-- Extrait du texte --
"""

Les avant-gardistes sont restés en marge. Plus tard, Igor Vitaliévitch Savitsky les a rassemblés. Il était de ceux qui comprenaient l’importance de ces peintres.

Selon une opinion peu populaire, Igor Savitsky n’aurait pas été seul à rassembler la collection.

Sans aucun doute. Igor Vitaliévitch avait l’appui des autorités du Karakalpakistan. Et il avait même l’appui des autorités à Moscou, au ministère de la Culture de l’URSS : j’en suis sûr à 100 %.

Ouzbékistan Noukous Musée Igor Savitsky Tigran Mkrtytchev
Le nouveau directeur du musée expose sa vision de l’avant-garde russe (illustration).

J’ai vu Igor Savitsky deux fois dans ma vie. Je n’ai alors pas eu l’occasion de l’interroger sur la manière dont cela s’est passé. L’un des mythes veut qu’Igor Vitaliévitch ait réservé un compartiment dans le train Moscou – Tachkent, l’ait rempli entièrement de peintures, de toiles et de dessins et, muni de pain sec, de thé et d’eau, ait voyagé trois jours jusqu’à Noukous.

En fait, il est probable que personne n’ait aidé Igor Savitsky à transporter les œuvres. Les collaborations étaient plutôt intellectuelles.

Quand j’étais jeune étudiant et doctorant dans le milieu artistique, j’ai eu des contacts fréquents avec des artistes de Tachkent. Ils me montraient leurs travaux et l’un dit : « Ce tableau, Igor Vitaliévitch l’a choisi pour Noukous ». C’était comme un certificat. C’est ainsi que j’ai compris quel genre d’homme était Igor Savitsky.

"""

-- Énoncé --
Reprenez le texte sur Igor Savitsky et le musée de Noukous à la suite de sa dernière phrase, et poursuivez-le.

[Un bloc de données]
"""

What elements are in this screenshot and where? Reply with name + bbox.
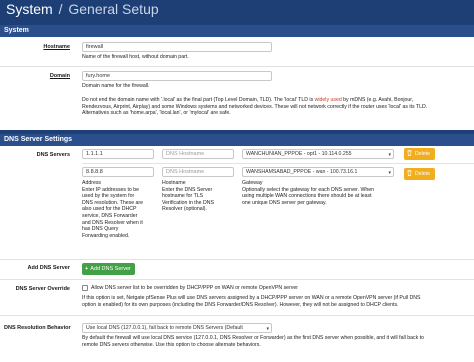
gateway-help-line: using multiple WAN connections there sho… (242, 193, 372, 200)
address-help-line: DNS resolution. These are (82, 199, 144, 206)
hostname-label: Hostname (43, 44, 70, 50)
dns-server-override-checkbox[interactable] (82, 285, 88, 291)
address-help-line: used by the system for (82, 193, 135, 200)
hostname-column-help: Hostname Enter the DNS Server hostname f… (162, 180, 240, 213)
dns-server-2-ip[interactable]: 8.8.8.8 (82, 167, 154, 177)
dns-server-override-help: If this option is set, Netgate pfSense P… (82, 295, 472, 308)
domain-input[interactable]: fury.home (82, 71, 272, 81)
dns-server-2-delete-button[interactable]: Delete (404, 168, 435, 180)
domain-help-text: Do not end the domain name with '.local'… (82, 97, 315, 103)
dns-server-override-help-line: option is enabled) for its own purposes … (82, 301, 399, 308)
breadcrumb-separator: / (58, 1, 63, 17)
dns-server-override-help-line: If this option is set, Netgate pfSense P… (82, 295, 421, 301)
divider (0, 315, 474, 316)
delete-label: Delete (415, 151, 430, 157)
address-help: Address Enter IP addresses to be used by… (82, 180, 160, 239)
gateway-help-line: one unique DNS server per gateway. (242, 199, 327, 206)
domain-label: Domain (49, 73, 70, 79)
address-help-title: Address (82, 180, 102, 186)
address-help-line: has DNS Query (82, 226, 119, 233)
address-help-line: Forwarding enabled. (82, 232, 130, 239)
dns-server-1-hostname[interactable]: DNS Hostname (162, 149, 234, 159)
trash-icon (407, 150, 412, 156)
address-help-line: service, DNS Forwarder (82, 212, 138, 219)
hostname-help-line: Resolver (optional). (162, 206, 207, 213)
domain-help: Domain name for the firewall. (82, 83, 150, 89)
address-help-line: and DNS Resolver when it (82, 219, 143, 226)
trash-icon (407, 170, 412, 176)
dns-resolution-behavior-help-line: By default the firewall will use local D… (82, 335, 424, 341)
dns-servers-label: DNS Servers (36, 152, 70, 158)
divider (0, 259, 474, 260)
hostname-help-title: Hostname (162, 180, 186, 186)
dns-resolution-behavior-help-line: remote DNS servers otherwise. Use this o… (82, 341, 261, 348)
dns-server-1-gateway-select[interactable]: WANCHUNIAN_PPPOE - opt1 - 10.114.0.255 ▾ (242, 149, 394, 159)
gateway-help-title: Gateway (242, 180, 263, 186)
dns-server-2-gateway-select[interactable]: WANSHAMSABAD_PPPOE - wan - 100.73.16.1 ▾ (242, 167, 394, 177)
divider (0, 279, 474, 280)
chevron-down-icon: ▾ (388, 152, 391, 158)
hostname-help: Name of the firewall host, without domai… (82, 54, 189, 60)
hostname-help-line: hostname for TLS (162, 193, 204, 200)
divider (82, 163, 474, 164)
address-help-line: also used for the DHCP (82, 206, 137, 213)
chevron-down-icon: ▾ (266, 326, 269, 332)
dns-resolution-behavior-label: DNS Resolution Behavior (4, 325, 71, 331)
hostname-help-line: Verification in the DNS (162, 199, 214, 206)
dns-resolution-behavior-value: Use local DNS (127.0.0.1), fall back to … (86, 325, 243, 331)
dns-server-2-gateway: WANSHAMSABAD_PPPOE - wan - 100.73.16.1 (246, 169, 358, 175)
dns-server-override-checkbox-text: Allow DNS server list to be overridden b… (91, 285, 298, 291)
system-panel: Hostname firewall Name of the firewall h… (0, 37, 474, 130)
chevron-down-icon: ▾ (388, 170, 391, 176)
page-subtitle[interactable]: General Setup (68, 1, 158, 17)
dns-server-override-label: DNS Server Override (15, 286, 70, 292)
add-dns-server-button[interactable]: + Add DNS Server (82, 263, 135, 275)
delete-label: Delete (415, 171, 430, 177)
widely-used-link[interactable]: widely used (315, 97, 342, 103)
domain-help-text: by mDNS (e.g. Avahi, Bonjour, (341, 97, 414, 103)
hostname-input[interactable]: firewall (82, 42, 272, 52)
page-header: System / General Setup (0, 0, 474, 22)
address-help-line: Enter IP addresses to be (82, 186, 140, 193)
divider (0, 66, 474, 67)
dns-resolution-behavior-select[interactable]: Use local DNS (127.0.0.1), fall back to … (82, 323, 272, 333)
dns-server-1-delete-button[interactable]: Delete (404, 148, 435, 160)
dns-server-1-ip[interactable]: 1.1.1.1 (82, 149, 154, 159)
domain-help-line-3: Alternatives such as 'home.arpa', 'local… (82, 110, 231, 117)
section-heading-system: System (0, 25, 474, 37)
gateway-help-line: Optionally select the gateway for each D… (242, 186, 375, 193)
dns-server-1-gateway: WANCHUNIAN_PPPOE - opt1 - 10.114.0.255 (246, 151, 352, 157)
section-heading-dns: DNS Server Settings (0, 134, 474, 146)
page-title: System (6, 1, 53, 17)
hostname-help-line: Enter the DNS Server (162, 186, 213, 193)
dns-server-2-hostname[interactable]: DNS Hostname (162, 167, 234, 177)
domain-help-detail: Do not end the domain name with '.local'… (82, 97, 470, 117)
dns-resolution-behavior-help: By default the firewall will use local D… (82, 335, 472, 348)
domain-help-line-1: Do not end the domain name with '.local'… (82, 97, 470, 104)
dns-panel: DNS Servers 1.1.1.1 DNS Hostname WANCHUN… (0, 146, 474, 362)
add-dns-server-button-label: Add DNS Server (90, 266, 131, 272)
plus-icon: + (85, 266, 89, 272)
gateway-help: Gateway Optionally select the gateway fo… (242, 180, 432, 206)
add-dns-server-label: Add DNS Server (27, 265, 71, 271)
domain-help-line-2: Rendezvous, Airprint, Airplay) and some … (82, 103, 428, 110)
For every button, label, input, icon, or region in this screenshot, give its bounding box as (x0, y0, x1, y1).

"""

-- Résultat --
A votre avis, selon quels critères les tableaux étaient-ils choisis ?

Je retiens une chose de mes conversations avec Lazare Rempel (orientaliste et historien de l’art soviétique, spécialiste de l’Asie centrale où il avait été déporté en 1937, ndlr), c’est la spécificité de l’art. Une œuvre plaît ou ne plaît pas. C’est là le critère principal. Mais le jugement que l’on porte doit être d’un niveau professionnel.

Igor Vitaliévitch était un passionné, un homme de goût, doté d’une formation et d’un bagage excellents. Il était en contact avec les artistes à Moscou et à Léningrad. Le fils d’Alexandre Volkov (artiste et poète russe de l’avant-garde qui a vécu à Tachkent, ndlr) m’a raconté qu’Igor Savitsky avait aussi du charisme.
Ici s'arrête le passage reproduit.